● Exercise requirements:
Each line should be copied exactly.

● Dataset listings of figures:
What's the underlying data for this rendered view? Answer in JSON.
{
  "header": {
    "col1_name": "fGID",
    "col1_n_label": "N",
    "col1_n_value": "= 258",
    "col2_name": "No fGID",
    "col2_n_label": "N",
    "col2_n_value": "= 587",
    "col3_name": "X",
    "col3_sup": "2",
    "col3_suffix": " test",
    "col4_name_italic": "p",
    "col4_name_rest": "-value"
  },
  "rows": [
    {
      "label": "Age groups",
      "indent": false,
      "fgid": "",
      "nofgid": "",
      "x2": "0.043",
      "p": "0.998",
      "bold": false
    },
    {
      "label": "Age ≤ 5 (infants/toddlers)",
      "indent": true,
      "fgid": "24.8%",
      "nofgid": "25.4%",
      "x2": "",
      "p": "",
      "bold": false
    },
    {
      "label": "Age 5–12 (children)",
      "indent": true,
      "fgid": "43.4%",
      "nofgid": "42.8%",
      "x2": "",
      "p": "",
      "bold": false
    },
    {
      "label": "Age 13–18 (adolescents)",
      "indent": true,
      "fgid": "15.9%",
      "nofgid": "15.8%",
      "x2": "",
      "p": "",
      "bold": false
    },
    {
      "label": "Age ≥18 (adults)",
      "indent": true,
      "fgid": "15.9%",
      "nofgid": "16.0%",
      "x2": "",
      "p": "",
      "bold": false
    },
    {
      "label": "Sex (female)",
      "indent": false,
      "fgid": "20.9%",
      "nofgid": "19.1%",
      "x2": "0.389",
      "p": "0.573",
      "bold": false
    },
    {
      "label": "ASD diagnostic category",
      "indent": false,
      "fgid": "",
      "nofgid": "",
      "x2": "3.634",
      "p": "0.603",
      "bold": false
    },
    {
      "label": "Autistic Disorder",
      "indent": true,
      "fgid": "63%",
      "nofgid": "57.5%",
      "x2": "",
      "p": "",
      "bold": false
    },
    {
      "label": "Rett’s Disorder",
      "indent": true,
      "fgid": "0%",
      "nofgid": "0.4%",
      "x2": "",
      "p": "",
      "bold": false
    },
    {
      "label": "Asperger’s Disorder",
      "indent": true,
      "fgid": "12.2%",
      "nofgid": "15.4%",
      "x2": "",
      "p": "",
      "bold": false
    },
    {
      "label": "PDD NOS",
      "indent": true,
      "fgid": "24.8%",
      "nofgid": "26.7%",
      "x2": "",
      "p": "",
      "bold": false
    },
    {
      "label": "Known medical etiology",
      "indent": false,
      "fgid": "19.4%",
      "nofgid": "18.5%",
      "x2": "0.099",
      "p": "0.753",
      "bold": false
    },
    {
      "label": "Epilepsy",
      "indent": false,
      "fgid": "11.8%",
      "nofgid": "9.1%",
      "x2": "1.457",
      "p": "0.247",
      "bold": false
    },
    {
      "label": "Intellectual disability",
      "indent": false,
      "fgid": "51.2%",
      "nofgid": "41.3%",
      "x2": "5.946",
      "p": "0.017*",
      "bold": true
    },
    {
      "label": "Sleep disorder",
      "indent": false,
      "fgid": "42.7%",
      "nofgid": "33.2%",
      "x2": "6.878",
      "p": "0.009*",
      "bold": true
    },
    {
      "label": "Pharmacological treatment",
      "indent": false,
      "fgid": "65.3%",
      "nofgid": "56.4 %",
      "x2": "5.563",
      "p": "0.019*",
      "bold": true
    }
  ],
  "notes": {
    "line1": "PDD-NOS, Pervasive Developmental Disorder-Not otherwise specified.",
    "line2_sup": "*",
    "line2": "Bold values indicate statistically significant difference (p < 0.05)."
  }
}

● Problem solution:
What's the underlying data for this rendered view? Answer in JSON.
{
  "header": {
    "col1_name": "fGID",
    "col1_n_label": "N",
    "col1_n_value": "= 258",
    "col2_name": "No fGID",
    "col2_n_label": "N",
    "col2_n_value": "= 587",
    "col3_name": "X",
    "col3_sup": "2",
    "col3_suffix": " test",
    "col4_name_italic": "p",
    "col4_name_rest": "-value"
  },
  "rows": [
    {
      "label": "Age groups",
      "indent": false,
      "fgid": "",
      "nofgid": "",
      "x2": "0.043",
      "p": "0.998",
      "bold": false
    },
    {
      "label": "Age ≤ 5 (infants/toddlers)",
      "indent": true,
      "fgid": "24.8%",
      "nofgid": "25.4%",
      "x2": "",
      "p": "",
      "bold": false
    },
    {
      "label": "Age 5–12 (children)",
      "indent": true,
      "fgid": "43.4%",
      "nofgid": "42.8%",
      "x2": "",
      "p": "",
      "bold": false
    },
    {
      "label": "Age 13–18 (adolescents)",
      "indent": true,
      "fgid": "15.9%",
      "nofgid": "15.8%",
      "x2": "",
      "p": "",
      "bold": false
    },
    {
      "label": "Age ≥18 (adults)",
      "indent": true,
      "fgid": "15.9%",
      "nofgid": "16.0%",
      "x2": "",
      "p": "",
      "bold": false
    },
    {
      "label": "Sex (female)",
      "indent": false,
      "fgid": "20.9%",
      "nofgid": "19.1%",
      "x2": "0.389",
      "p": "0.573",
      "bold": false
    },
    {
      "label": "ASD diagnostic category",
      "indent": false,
      "fgid": "",
      "nofgid": "",
      "x2": "3.634",
      "p": "0.603",
      "bold": false
    },
    {
      "label": "Autistic Disorder",
      "indent": true,
      "fgid": "63%",
      "nofgid": "57.5%",
      "x2": "",
      "p": "",
      "bold": false
    },
    {
      "label": "Rett’s Disorder",
      "indent": true,
      "fgid": "0%",
      "nofgid": "0.4%",
      "x2": "",
      "p": "",
      "bold": false
    },
    {
      "label": "Asperger’s Disorder",
      "indent": true,
      "fgid": "12.2%",
      "nofgid": "15.4%",
      "x2": "",
      "p": "",
      "bold": false
    },
    {
      "label": "PDD NOS",
      "indent": true,
      "fgid": "24.8%",
      "nofgid": "26.7%",
      "x2": "",
      "p": "",
      "bold": false
    },
    {
      "label": "Known medical etiology",
      "indent": false,
      "fgid": "19.4%",
      "nofgid": "18.5%",
      "x2": "0.099",
      "p": "0.753",
      "bold": false
    },
    {
      "label": "Epilepsy",
      "indent": false,
      "fgid": "11.8%",
      "nofgid": "9.1%",
      "x2": "1.457",
      "p": "0.247",
      "bold": false
    },
    {
      "label": "Intellectual disability",
      "indent": false,
      "fgid": "51.2%",
      "nofgid": "41.3%",
      "x2": "5.946",
      "p": "0.017*",
      "bold": true
    },
    {
      "label": "Sleep disorder",
      "indent": false,
      "fgid": "42.7%",
      "nofgid": "33.2%",
      "x2": "6.878",
      "p": "0.009*",
      "bold": true
    },
    {
      "label": "Pharmacological treatment",
      "indent": false,
      "fgid": "65.3%",
      "nofgid": "56.4 %",
      "x2": "5.563",
      "p": "0.019*",
      "bold": true
    }
  ],
  "notes": {
    "line1": "PDD-NOS, Pervasive Developmental Disorder-Not otherwise specified.",
    "line2_sup": "*",
    "line2": "Bold values indicate statistically significant difference (p < 0.05)."
  }
}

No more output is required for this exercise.